— YOUR GOAL —
Say how many lines in the records include the string "主力持仓", adding no other words.
** Start of RECORDS SHOWN **
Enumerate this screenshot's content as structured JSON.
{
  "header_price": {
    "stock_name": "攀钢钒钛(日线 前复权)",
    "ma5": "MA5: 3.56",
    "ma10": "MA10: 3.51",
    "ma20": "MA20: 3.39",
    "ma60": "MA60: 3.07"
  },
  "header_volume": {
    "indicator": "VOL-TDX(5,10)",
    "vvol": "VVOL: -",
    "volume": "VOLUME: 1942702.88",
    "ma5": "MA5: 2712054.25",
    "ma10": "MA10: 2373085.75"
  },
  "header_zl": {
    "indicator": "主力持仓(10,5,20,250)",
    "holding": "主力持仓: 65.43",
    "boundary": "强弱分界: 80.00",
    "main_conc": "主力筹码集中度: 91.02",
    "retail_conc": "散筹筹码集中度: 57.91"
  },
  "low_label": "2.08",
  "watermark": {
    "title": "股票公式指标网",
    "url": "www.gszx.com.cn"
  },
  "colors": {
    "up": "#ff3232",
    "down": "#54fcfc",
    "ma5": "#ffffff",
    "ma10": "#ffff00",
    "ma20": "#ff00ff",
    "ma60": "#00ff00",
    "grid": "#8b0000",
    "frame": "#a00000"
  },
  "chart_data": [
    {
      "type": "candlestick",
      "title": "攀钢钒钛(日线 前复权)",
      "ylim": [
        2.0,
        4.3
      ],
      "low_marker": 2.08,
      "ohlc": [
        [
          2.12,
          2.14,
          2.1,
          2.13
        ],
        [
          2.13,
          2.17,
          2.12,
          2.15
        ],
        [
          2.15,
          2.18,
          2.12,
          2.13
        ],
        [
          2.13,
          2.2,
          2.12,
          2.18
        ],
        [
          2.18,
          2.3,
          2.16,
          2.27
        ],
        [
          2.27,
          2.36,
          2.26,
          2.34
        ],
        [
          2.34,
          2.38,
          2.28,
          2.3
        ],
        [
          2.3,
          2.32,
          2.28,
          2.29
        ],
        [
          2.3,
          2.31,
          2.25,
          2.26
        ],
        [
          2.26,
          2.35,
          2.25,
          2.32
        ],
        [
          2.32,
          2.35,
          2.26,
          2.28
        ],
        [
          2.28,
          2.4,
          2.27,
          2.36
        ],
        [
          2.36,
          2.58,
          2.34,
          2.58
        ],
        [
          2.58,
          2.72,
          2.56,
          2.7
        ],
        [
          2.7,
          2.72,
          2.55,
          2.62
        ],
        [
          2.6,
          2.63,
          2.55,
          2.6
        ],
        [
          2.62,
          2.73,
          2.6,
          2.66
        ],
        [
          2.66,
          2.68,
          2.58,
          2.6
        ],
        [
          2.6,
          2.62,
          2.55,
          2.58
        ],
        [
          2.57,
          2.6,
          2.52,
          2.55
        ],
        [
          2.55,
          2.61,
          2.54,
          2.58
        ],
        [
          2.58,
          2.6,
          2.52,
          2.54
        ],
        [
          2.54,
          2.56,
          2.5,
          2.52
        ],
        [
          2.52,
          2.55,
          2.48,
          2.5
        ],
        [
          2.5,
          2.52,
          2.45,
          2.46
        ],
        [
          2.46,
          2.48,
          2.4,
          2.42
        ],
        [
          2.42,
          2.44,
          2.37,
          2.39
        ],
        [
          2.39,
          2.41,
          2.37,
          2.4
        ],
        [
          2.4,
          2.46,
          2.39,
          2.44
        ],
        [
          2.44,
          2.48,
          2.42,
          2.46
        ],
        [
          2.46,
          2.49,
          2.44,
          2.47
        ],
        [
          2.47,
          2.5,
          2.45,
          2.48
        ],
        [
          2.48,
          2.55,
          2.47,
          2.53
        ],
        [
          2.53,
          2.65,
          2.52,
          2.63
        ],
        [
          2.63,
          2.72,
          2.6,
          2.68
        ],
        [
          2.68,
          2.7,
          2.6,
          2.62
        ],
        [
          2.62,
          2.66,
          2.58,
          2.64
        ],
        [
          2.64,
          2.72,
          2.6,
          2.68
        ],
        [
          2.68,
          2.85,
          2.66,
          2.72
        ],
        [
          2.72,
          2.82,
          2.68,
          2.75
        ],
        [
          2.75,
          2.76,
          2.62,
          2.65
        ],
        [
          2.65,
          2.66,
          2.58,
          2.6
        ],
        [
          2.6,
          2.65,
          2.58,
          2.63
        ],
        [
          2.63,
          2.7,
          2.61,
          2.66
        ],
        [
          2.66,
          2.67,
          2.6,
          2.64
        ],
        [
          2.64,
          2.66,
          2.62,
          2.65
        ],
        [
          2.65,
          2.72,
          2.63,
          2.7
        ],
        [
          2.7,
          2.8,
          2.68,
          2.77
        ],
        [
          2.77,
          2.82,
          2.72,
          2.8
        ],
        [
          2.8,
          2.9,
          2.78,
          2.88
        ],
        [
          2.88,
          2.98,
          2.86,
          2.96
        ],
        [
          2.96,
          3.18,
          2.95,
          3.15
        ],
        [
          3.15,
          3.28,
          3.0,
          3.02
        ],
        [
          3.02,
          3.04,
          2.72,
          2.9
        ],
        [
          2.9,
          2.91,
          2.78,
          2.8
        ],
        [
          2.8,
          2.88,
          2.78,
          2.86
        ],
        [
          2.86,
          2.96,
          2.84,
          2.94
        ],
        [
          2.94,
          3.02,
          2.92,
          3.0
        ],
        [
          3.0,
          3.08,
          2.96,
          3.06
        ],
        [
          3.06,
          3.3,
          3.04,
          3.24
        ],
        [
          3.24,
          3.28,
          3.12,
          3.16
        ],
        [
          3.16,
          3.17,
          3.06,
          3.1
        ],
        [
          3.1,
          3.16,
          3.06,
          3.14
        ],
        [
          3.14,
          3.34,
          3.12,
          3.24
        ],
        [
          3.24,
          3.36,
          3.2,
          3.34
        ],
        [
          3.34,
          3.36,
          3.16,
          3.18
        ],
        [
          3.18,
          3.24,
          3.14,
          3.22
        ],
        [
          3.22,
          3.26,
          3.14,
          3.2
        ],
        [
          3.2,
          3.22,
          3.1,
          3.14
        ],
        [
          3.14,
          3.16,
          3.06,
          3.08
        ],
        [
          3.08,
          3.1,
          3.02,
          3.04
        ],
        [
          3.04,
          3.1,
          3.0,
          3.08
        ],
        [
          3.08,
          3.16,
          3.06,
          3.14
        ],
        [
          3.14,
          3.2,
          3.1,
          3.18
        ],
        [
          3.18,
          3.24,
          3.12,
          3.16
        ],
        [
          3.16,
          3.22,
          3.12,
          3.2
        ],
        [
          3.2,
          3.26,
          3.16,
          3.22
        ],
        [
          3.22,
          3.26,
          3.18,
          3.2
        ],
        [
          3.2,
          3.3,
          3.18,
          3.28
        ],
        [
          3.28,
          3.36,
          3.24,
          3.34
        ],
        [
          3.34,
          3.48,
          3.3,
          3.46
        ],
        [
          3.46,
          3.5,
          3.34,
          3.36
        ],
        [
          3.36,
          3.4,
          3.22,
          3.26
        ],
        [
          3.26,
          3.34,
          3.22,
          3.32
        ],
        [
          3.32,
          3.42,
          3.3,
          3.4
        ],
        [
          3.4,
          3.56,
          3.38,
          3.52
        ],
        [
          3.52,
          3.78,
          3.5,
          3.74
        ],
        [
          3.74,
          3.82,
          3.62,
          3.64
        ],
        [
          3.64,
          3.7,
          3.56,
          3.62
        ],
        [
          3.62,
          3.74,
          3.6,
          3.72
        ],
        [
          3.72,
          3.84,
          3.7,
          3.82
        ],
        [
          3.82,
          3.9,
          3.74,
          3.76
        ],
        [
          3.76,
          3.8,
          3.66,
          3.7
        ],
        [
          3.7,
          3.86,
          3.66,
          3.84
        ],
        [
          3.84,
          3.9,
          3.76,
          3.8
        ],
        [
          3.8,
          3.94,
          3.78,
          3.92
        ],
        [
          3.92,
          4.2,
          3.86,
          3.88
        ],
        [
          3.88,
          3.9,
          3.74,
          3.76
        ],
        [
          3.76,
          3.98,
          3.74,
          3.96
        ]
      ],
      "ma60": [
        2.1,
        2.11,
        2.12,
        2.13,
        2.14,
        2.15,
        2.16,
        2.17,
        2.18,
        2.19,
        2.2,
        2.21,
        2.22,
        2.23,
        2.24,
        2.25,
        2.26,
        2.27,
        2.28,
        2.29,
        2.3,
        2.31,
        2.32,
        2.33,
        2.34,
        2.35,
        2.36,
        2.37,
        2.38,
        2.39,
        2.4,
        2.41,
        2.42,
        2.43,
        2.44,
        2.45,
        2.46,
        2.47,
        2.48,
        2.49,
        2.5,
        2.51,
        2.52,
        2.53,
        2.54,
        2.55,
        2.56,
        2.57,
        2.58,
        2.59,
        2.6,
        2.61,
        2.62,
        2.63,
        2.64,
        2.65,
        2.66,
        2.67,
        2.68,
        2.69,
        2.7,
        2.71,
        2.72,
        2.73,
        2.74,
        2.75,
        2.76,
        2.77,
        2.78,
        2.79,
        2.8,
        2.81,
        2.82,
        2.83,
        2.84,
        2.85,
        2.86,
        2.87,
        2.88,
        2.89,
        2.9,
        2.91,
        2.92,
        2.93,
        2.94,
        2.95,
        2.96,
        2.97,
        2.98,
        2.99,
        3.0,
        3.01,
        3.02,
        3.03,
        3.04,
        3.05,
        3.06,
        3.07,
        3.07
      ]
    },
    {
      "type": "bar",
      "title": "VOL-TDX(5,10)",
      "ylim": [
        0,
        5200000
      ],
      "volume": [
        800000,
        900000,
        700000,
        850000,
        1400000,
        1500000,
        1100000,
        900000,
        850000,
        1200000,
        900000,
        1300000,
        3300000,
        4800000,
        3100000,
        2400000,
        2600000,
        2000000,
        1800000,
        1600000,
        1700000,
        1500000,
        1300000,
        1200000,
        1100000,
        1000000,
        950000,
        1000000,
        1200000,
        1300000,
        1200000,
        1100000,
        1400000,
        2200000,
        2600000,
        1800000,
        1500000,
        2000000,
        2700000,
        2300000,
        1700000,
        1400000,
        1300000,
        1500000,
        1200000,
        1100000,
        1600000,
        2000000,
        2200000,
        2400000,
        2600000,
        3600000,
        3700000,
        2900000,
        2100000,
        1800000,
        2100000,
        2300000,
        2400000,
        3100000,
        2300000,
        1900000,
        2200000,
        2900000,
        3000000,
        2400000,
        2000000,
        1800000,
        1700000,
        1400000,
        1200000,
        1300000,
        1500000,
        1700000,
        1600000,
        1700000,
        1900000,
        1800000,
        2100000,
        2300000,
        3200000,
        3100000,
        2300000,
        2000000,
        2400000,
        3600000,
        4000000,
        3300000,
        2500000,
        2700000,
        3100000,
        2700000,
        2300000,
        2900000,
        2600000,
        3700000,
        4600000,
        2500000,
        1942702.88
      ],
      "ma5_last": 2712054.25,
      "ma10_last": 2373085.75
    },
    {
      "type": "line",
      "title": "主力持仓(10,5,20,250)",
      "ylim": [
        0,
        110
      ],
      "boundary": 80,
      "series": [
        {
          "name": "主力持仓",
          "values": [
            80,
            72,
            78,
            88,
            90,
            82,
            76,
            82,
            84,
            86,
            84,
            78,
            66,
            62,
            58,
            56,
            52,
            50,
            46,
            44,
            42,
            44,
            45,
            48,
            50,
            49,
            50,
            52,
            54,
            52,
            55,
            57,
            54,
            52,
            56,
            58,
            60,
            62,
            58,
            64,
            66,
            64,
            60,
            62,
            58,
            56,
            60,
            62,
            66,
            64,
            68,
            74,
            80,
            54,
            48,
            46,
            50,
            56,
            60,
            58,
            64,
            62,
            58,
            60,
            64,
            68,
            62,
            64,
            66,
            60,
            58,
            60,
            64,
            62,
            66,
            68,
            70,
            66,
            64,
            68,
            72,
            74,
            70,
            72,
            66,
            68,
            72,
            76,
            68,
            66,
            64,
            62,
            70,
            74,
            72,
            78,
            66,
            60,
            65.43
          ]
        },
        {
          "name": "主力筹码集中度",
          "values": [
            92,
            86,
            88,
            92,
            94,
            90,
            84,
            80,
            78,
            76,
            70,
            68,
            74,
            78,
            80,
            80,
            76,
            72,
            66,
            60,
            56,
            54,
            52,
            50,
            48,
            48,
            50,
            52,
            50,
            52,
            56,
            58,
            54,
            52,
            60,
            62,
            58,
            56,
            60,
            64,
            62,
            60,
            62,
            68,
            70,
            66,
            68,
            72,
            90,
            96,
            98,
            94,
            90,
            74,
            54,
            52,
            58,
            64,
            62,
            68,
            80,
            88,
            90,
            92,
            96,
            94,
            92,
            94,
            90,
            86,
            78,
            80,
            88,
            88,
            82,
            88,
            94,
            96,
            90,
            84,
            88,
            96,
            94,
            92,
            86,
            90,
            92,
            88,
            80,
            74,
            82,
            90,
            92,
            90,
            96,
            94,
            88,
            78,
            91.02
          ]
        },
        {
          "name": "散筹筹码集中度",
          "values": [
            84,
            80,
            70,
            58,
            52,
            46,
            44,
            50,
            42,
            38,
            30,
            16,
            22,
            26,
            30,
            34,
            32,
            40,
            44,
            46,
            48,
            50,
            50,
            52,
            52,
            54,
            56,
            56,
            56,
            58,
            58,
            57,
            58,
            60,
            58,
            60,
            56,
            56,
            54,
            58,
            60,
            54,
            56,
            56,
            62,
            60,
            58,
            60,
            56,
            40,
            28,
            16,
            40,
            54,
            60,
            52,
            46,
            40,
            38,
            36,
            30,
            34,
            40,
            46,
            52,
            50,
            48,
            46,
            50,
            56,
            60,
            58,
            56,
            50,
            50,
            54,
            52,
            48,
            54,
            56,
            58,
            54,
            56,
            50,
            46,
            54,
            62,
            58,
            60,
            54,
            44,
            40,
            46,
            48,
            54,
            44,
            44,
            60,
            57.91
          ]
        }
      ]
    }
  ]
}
** End of RECORDS SHOWN **
— WRITTEN REPLY —
4